Excerpt provided:
┄┄┄┄┄┄┄┄┄┄
Russian mixed martial arts promoter

AMC Fight Nights (or Fight Nights Global before 2021) is a Russian mixed martial arts organization that previously hosted K-1 and other martial arts events. It is one of the largest promotion companies in the world and features some of the top-ranking fighters of the sport.

Fight Nights Global produces events worldwide, with the first one being held in 2010 in Moscow. As of 2018, Fight Nights Global has held over 80 events in different cities: Saint Petersburg, Novosibirsk, Yekaterinburg, Nizhny Novgorod, Omsk, Rostov-On-Don, Perm, Khabarovsk, Vladivostok, Sochi, Bryansk, Kostroma, Nizhnevartovsk, Kaspiysk, Astana, Elista, Grozny, Dushanbe, Minsk and more.

In different years the company's shows featured Fedor Emelianenko, Batu Khasikov, Vitaly Minakov, Rasul Mirzaev, Ali Bagautinov, Vladimir Mineev, Andrei Arlovski, Alexander Shlemenko, Shamil Zavurov, Murad Machaev, Gasan Umalatov, Antônio Silva, Viktor Pešta, Fábio Maldonado and many other mixed martial artists.

==History==

=== Founding of Fight Nights Global ===
The company was founded in 2010 by a Russian athlete, businessman and sports ambassador Kamil Gadzhiev, together with a multiple time world kickboxing champion Batu Khasikov, a television producer Sangadji Tarbaev, the "SHANDESIGN" studio head Sergei Shanovich and the Goldman Sachs Russia CEO Sergey Arsenyev.

=== 2010–2015: early years ===
Initially, Fight Nights Global (at that time called FIGHT NIGHTS) fights were held in a ring under MMA and K-1 rules. The first event featured Lightweight Grand Prix, which was won by Murad Machaev. In the main event Batu Khasikov knocked out Ricardo Fernandes. Rasul Mirzaev defeated Marat Pekov via judges decision and became the first FIGHT NIGHTS champion in the Featherweight category.

The first high-profile event happened in November 2011 in Moscow and featured the Greek kickboxer Mike Zambidis facing Batu Khasikov. Batu won by TKO in the first round and broke his opponent's jaw.

In 2012, the company held seven major events with the final one being "FIGHT NIGHTS: Battle of Moscow 9" on December 16. The show featured the debut of the UFC ex-champion Andrei Arlovski. The Belarusian fighter defeated Mike Hayes from the United States via a unanimous decision.

Vitaly Minakov, Fight Nights Global promotion's household name, signed a contract with Bellator MMA in 2012.

In 2013, Vitaly won the Bellator heavyweight Grand Prix tournament and then won the Bellator MMA belt by knocking out Alexander Volkov in the first round. In April 2013, Vitaly became the first FIGHT NIGHTS fighter to make his way to the UFC. The next one was Ali Bagautinov who competed in the Flyweight division and signed a contract with the UFC after a victory over the experienced Japanese mixed martial artist Seiji Ozuka.

In June 2013 the company started using an octagonal cage that is popular in the MMA industry. In November 2013, the company hosted the first event outside of Russia, “FIGHT NIGHTS: Battle on the Nyamiha" at Minsk-Arena, Belarus. The main attraction of the night was the home performance by Andrei Arlovski.
┄┄┄┄┄┄┄┄┄┄
Extracted information:
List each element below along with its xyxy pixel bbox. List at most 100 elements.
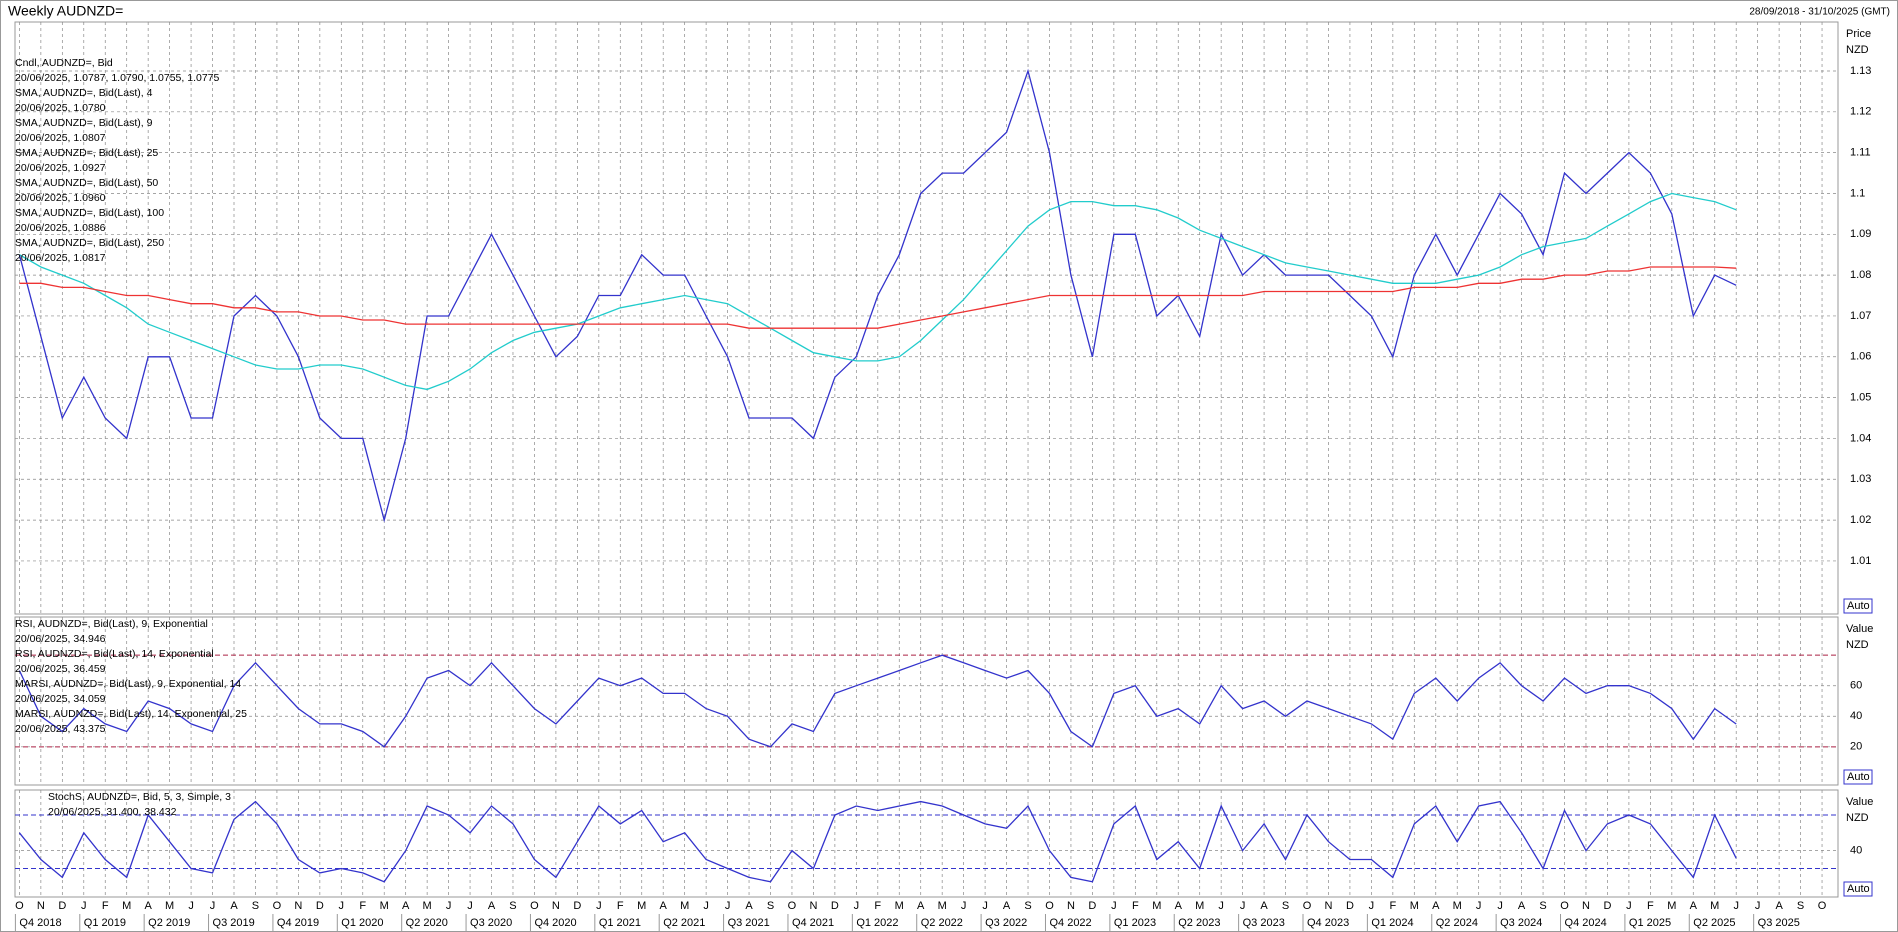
legend-entry: 20/06/2025, 1.0927 <box>15 162 106 174</box>
x-tick-label: J <box>1240 900 1246 912</box>
quarter-label: Q3 2019 <box>213 917 255 929</box>
x-tick-label: N <box>1582 900 1590 912</box>
x-tick-label: S <box>1282 900 1289 912</box>
auto-button-label[interactable]: Auto <box>1847 600 1870 612</box>
auto-button[interactable] <box>1843 769 1873 785</box>
quarter-label: Q2 2023 <box>1178 917 1220 929</box>
quarter-label: Q1 2023 <box>1114 917 1156 929</box>
quarter-label: Q2 2024 <box>1436 917 1478 929</box>
legend-entry: 20/06/2025, 34.946 <box>15 633 106 645</box>
chart-title: Weekly AUDNZD= <box>8 3 123 19</box>
x-tick-label: J <box>446 900 452 912</box>
x-tick-label: A <box>1432 900 1440 912</box>
legend-entry: MARSI, AUDNZD=, Bid(Last), 9, Exponentia… <box>15 678 241 690</box>
legend-entry: 20/06/2025, 1.0780 <box>15 102 106 114</box>
x-tick-label: A <box>402 900 410 912</box>
x-tick-label: N <box>294 900 302 912</box>
x-tick-label: F <box>102 900 109 912</box>
auto-button-label[interactable]: Auto <box>1847 883 1870 895</box>
x-tick-label: D <box>573 900 581 912</box>
legend-entry: SMA, AUDNZD=, Bid(Last), 4 <box>15 87 153 99</box>
legend-entry: RSI, AUDNZD=, Bid(Last), 14, Exponential <box>15 648 214 660</box>
auto-button[interactable] <box>1843 881 1873 897</box>
y-tick-label: 1.13 <box>1850 65 1871 77</box>
x-tick-label: M <box>895 900 904 912</box>
x-tick-label: N <box>1324 900 1332 912</box>
quarter-label: Q4 2019 <box>277 917 319 929</box>
legend-entry: 20/06/2025, 43.375 <box>15 723 106 735</box>
x-tick-label: A <box>144 900 152 912</box>
y-tick-label: 1.03 <box>1850 473 1871 485</box>
y-tick-label: 1.11 <box>1850 147 1871 159</box>
x-tick-label: S <box>1797 900 1804 912</box>
axis-title: Value <box>1846 623 1873 635</box>
y-tick-label: 1.06 <box>1850 351 1871 363</box>
x-tick-label: J <box>1111 900 1117 912</box>
x-tick-label: M <box>423 900 432 912</box>
x-tick-label: J <box>1733 900 1739 912</box>
x-tick-label: D <box>1088 900 1096 912</box>
quarter-label: Q4 2023 <box>1307 917 1349 929</box>
quarter-label: Q2 2019 <box>148 917 190 929</box>
x-tick-label: A <box>1690 900 1698 912</box>
quarter-label: Q4 2018 <box>19 917 61 929</box>
x-tick-label: J <box>188 900 194 912</box>
x-tick-label: M <box>122 900 131 912</box>
quarter-label: Q2 2020 <box>406 917 448 929</box>
quarter-label: Q1 2020 <box>341 917 383 929</box>
x-tick-label: F <box>359 900 366 912</box>
x-tick-label: M <box>1710 900 1719 912</box>
x-tick-label: F <box>874 900 881 912</box>
y-tick-label: 40 <box>1850 710 1862 722</box>
date-range: 28/09/2018 - 31/10/2025 (GMT) <box>1749 7 1890 18</box>
x-tick-label: J <box>339 900 345 912</box>
x-tick-label: A <box>745 900 753 912</box>
x-tick-label: J <box>982 900 988 912</box>
quarter-label: Q1 2021 <box>599 917 641 929</box>
x-tick-label: M <box>380 900 389 912</box>
x-tick-label: F <box>1132 900 1139 912</box>
y-tick-label: 1.1 <box>1850 187 1865 199</box>
x-tick-label: O <box>15 900 24 912</box>
axis-title: Price <box>1846 28 1871 40</box>
auto-button[interactable] <box>1843 598 1873 614</box>
x-tick-label: A <box>1775 900 1783 912</box>
y-tick-label: 20 <box>1850 741 1862 753</box>
legend-entry: 20/06/2025, 1.0787, 1.0790, 1.0755, 1.07… <box>15 72 220 84</box>
x-tick-label: N <box>1067 900 1075 912</box>
auto-button-label[interactable]: Auto <box>1847 771 1870 783</box>
x-tick-label: O <box>530 900 539 912</box>
x-tick-label: D <box>58 900 66 912</box>
x-tick-label: D <box>316 900 324 912</box>
legend-entry: SMA, AUDNZD=, Bid(Last), 9 <box>15 117 153 129</box>
legend-entry: SMA, AUDNZD=, Bid(Last), 250 <box>15 237 164 249</box>
x-tick-label: O <box>1818 900 1827 912</box>
x-tick-label: M <box>1453 900 1462 912</box>
x-tick-label: J <box>1476 900 1482 912</box>
x-tick-label: O <box>273 900 282 912</box>
y-tick-label: 1.02 <box>1850 514 1871 526</box>
legend-entry: SMA, AUDNZD=, Bid(Last), 100 <box>15 207 164 219</box>
quarter-label: Q2 2021 <box>663 917 705 929</box>
x-tick-label: A <box>1260 900 1268 912</box>
x-tick-label: J <box>596 900 602 912</box>
x-tick-label: N <box>37 900 45 912</box>
series-line <box>18 68 1737 523</box>
x-tick-label: O <box>1560 900 1569 912</box>
legend-entry: 20/06/2025, 1.0817 <box>15 252 106 264</box>
legend-entry: 20/06/2025, 1.0807 <box>15 132 106 144</box>
quarter-label: Q1 2024 <box>1371 917 1413 929</box>
axis-title: NZD <box>1846 44 1869 56</box>
x-tick-label: S <box>1539 900 1546 912</box>
series-line <box>19 192 1737 391</box>
x-tick-label: N <box>552 900 560 912</box>
x-tick-label: D <box>1603 900 1611 912</box>
x-tick-label: J <box>1626 900 1632 912</box>
y-tick-label: 1.07 <box>1850 310 1871 322</box>
x-tick-label: O <box>1303 900 1312 912</box>
x-tick-label: S <box>252 900 259 912</box>
quarter-label: Q1 2022 <box>856 917 898 929</box>
quarter-label: Q4 2020 <box>534 917 576 929</box>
┄┄┄┄┄┄┄┄┄┄
Written instruction: Please copy the Fight Nights text again, everything from "Russian mixed martial arts promoter" down to "of the sport.", renaming "organization" as "league". These items come from a separate source.

Complete answer:
Russian mixed martial arts promoter

AMC Fight Nights (or Fight Nights Global before 2021) is a Russian mixed martial arts league that previously hosted K-1 and other martial arts events. It is one of the largest promotion companies in the world and features some of the top-ranking fighters of the sport.